*What you will do*. Where a line contains the word "good", copy that line.

*Data for this exercise*.
* Begin *

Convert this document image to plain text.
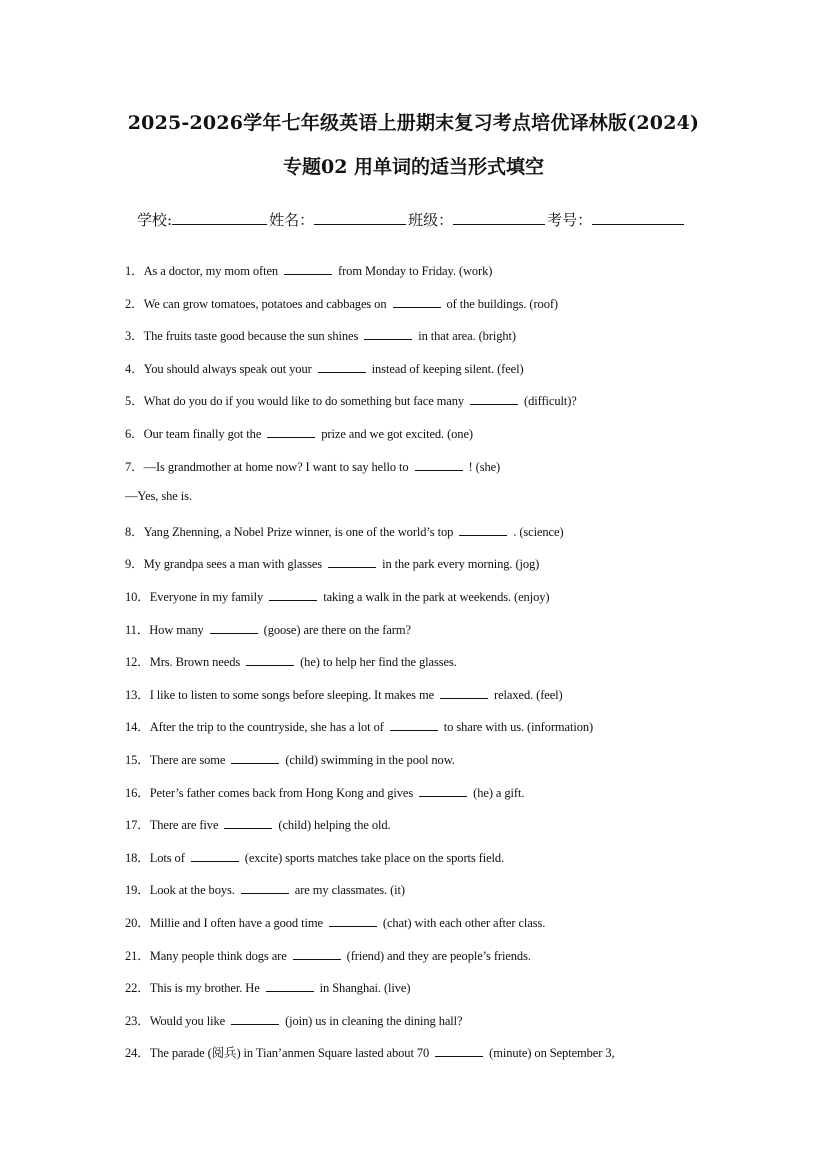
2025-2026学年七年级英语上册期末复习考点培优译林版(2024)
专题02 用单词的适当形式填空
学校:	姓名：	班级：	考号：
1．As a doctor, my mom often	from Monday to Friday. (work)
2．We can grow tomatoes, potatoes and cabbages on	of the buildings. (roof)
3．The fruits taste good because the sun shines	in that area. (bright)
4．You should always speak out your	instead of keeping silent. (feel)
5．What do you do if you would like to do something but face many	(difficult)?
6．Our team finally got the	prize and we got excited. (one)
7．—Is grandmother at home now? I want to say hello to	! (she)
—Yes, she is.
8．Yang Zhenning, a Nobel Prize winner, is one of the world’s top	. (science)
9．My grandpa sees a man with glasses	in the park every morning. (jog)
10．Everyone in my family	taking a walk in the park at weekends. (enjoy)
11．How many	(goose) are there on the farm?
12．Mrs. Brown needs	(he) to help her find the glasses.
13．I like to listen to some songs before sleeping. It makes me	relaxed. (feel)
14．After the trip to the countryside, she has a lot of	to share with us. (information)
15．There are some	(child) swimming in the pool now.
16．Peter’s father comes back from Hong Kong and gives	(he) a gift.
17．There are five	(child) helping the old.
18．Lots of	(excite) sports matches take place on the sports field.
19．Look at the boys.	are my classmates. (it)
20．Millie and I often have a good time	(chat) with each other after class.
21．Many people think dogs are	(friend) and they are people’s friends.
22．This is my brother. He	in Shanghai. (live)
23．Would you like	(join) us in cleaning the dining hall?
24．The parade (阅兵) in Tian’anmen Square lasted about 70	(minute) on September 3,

* End *
* Begin *

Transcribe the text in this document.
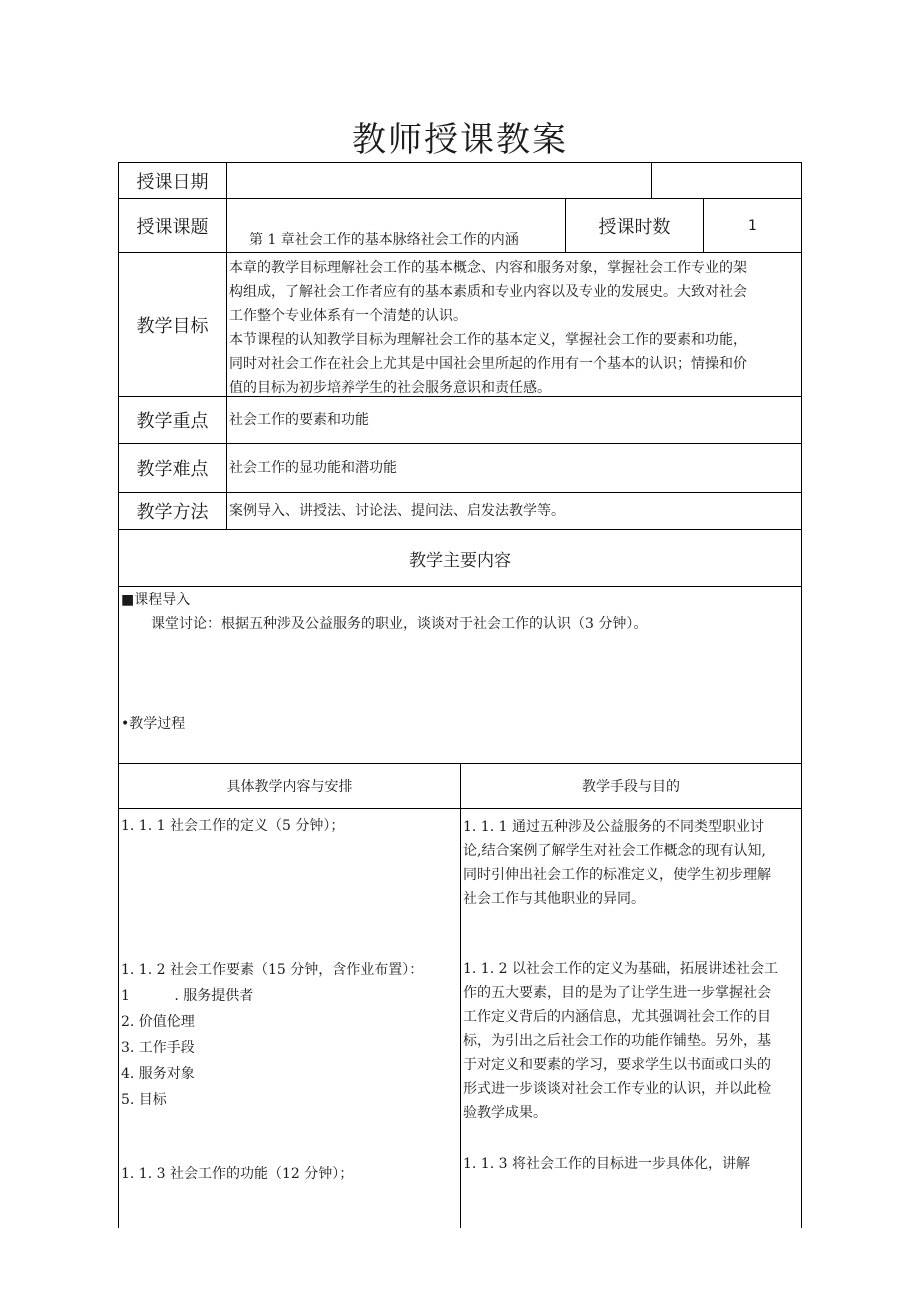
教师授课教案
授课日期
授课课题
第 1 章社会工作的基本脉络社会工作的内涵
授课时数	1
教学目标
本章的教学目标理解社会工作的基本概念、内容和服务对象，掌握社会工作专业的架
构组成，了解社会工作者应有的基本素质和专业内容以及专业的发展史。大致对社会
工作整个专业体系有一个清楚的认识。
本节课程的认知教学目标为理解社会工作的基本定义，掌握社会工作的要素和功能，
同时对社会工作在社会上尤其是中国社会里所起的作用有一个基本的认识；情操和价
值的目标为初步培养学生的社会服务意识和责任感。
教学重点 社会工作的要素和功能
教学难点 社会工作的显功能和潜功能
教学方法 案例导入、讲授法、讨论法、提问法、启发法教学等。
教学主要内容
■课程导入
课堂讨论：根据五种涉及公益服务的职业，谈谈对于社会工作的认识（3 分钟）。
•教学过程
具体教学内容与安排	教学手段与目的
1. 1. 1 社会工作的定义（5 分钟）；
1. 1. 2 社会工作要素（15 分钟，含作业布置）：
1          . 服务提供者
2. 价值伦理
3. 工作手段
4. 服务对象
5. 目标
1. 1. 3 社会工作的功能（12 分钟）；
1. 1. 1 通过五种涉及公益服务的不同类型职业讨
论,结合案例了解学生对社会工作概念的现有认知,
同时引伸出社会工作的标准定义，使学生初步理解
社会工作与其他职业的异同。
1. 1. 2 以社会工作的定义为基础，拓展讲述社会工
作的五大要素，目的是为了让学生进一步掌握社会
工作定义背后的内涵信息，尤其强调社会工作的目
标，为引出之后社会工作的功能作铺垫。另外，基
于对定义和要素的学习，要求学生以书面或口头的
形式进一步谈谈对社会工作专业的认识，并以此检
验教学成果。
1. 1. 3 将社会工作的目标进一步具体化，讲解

* End *

*Solution to the exercise*.
3．The fruits taste good because the sun shines	in that area. (bright)
20．Millie and I often have a good time	(chat) with each other after class.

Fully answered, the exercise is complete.